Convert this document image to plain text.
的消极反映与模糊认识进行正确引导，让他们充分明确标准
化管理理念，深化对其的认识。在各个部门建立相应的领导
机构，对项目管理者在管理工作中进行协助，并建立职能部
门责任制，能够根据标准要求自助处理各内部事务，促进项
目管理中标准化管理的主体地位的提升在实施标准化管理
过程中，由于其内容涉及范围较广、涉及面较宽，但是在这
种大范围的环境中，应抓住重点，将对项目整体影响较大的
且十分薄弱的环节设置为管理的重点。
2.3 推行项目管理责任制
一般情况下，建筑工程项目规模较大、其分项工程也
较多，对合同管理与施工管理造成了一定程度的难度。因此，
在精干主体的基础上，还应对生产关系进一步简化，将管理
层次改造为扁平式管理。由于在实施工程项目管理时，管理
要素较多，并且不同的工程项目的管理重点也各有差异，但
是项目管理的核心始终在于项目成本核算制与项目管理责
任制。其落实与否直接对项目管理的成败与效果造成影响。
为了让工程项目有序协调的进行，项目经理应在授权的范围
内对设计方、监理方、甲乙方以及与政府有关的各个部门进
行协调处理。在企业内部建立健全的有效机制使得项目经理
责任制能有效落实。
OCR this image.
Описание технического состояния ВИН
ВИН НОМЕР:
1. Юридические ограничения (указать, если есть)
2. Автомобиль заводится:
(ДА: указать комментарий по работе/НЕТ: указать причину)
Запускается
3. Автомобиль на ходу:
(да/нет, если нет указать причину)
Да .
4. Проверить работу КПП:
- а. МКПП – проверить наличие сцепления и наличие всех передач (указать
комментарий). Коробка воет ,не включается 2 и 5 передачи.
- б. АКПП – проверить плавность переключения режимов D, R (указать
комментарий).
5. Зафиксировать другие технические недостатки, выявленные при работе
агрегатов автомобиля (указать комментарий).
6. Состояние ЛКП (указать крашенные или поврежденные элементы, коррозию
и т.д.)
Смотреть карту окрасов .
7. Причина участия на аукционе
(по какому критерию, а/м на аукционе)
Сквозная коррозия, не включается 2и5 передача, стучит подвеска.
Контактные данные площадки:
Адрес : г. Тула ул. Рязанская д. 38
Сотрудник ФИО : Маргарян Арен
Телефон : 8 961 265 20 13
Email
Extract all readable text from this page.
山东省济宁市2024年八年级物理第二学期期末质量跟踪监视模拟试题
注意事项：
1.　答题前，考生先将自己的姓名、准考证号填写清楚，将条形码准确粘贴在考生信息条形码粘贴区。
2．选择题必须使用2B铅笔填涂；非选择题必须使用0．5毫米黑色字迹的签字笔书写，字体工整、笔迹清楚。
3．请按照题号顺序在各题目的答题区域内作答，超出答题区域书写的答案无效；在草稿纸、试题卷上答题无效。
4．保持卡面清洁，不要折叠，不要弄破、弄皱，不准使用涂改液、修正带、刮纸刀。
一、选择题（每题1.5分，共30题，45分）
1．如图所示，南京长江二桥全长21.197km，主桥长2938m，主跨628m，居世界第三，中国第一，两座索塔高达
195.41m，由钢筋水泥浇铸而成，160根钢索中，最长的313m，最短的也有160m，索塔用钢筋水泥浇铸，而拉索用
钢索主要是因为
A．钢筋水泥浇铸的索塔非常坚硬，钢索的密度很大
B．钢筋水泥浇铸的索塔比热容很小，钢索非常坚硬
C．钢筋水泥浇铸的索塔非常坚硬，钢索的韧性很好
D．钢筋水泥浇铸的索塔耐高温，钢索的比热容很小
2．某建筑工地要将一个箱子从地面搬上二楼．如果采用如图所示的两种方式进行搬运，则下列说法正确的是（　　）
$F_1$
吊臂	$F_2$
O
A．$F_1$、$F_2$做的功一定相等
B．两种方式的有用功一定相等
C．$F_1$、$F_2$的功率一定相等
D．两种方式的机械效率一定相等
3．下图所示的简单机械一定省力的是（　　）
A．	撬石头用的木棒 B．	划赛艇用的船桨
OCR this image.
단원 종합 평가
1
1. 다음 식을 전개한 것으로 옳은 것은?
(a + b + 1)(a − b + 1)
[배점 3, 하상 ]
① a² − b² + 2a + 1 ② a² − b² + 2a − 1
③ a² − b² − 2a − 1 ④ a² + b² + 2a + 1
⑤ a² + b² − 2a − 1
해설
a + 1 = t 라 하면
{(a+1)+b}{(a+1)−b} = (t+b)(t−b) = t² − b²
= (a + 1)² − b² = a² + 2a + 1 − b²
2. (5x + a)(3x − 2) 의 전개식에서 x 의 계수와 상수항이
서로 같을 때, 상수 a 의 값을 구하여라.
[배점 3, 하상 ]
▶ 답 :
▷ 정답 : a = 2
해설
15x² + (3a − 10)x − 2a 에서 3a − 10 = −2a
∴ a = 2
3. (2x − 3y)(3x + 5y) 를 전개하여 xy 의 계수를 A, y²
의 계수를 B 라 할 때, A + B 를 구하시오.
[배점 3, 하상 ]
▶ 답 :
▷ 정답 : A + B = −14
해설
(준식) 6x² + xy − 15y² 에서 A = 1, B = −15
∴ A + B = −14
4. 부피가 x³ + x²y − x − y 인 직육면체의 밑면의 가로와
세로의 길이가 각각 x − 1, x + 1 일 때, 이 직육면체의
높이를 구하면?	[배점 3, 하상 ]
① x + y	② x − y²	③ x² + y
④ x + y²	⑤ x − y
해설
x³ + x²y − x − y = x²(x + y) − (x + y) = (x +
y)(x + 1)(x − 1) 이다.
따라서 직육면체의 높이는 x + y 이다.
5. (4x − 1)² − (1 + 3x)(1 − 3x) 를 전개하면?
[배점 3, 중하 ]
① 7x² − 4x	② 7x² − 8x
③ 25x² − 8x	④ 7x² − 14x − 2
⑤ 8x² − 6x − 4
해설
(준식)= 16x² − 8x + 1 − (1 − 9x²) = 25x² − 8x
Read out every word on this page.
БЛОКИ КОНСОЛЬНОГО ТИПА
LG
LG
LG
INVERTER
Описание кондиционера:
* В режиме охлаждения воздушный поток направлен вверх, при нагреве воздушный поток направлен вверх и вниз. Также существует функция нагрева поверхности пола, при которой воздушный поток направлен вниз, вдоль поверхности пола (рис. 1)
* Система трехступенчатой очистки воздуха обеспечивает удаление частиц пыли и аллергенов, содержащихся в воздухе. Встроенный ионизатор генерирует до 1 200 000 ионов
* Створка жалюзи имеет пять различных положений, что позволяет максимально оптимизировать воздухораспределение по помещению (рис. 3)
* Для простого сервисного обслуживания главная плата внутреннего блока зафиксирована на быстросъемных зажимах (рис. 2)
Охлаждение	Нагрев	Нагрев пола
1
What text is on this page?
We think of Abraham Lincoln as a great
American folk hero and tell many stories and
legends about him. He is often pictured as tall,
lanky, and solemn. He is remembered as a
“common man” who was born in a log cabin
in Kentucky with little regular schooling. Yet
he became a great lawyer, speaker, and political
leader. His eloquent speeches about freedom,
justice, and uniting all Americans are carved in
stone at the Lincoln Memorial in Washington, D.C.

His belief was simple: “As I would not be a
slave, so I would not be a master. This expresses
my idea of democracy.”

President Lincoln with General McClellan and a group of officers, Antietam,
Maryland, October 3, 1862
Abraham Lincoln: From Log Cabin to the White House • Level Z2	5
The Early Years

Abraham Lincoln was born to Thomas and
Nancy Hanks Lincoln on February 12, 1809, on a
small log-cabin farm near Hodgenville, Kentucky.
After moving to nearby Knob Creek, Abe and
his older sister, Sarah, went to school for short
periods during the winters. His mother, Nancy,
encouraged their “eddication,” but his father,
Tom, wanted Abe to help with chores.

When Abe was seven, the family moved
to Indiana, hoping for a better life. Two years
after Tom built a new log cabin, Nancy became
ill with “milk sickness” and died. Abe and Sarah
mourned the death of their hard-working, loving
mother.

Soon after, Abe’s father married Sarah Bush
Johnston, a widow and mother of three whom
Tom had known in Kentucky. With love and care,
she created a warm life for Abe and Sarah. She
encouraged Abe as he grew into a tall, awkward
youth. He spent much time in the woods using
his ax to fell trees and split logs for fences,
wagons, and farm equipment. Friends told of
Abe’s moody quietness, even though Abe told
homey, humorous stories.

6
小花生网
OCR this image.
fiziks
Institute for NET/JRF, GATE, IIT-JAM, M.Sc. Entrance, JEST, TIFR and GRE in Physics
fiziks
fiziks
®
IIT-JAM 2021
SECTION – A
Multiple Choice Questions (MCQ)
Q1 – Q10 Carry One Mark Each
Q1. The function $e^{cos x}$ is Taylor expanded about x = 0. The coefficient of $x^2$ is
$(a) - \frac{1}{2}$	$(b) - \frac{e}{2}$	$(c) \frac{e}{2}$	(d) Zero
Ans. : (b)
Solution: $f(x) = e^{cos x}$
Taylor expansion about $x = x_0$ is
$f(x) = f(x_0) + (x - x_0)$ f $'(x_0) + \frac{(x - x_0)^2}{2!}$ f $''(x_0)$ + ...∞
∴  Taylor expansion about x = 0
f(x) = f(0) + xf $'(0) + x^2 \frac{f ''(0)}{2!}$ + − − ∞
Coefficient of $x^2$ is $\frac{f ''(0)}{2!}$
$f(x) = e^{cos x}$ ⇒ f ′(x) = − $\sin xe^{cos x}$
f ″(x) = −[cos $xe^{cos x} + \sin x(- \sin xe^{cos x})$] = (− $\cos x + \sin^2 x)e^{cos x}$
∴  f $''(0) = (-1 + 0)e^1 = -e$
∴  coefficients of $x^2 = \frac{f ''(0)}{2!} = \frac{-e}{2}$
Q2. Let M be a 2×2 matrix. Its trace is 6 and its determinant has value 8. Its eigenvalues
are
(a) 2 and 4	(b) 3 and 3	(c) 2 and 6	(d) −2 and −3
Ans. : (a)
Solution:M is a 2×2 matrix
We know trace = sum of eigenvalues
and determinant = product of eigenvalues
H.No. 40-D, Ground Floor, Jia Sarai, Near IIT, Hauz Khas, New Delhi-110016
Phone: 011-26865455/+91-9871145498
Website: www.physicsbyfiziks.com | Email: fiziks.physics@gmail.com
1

◆ Set problem
Search the entries for the word "became" and copy every line that has it.

◆ Reply
he became a great lawyer, speaker, and political
after Tom built a new log cabin, Nancy became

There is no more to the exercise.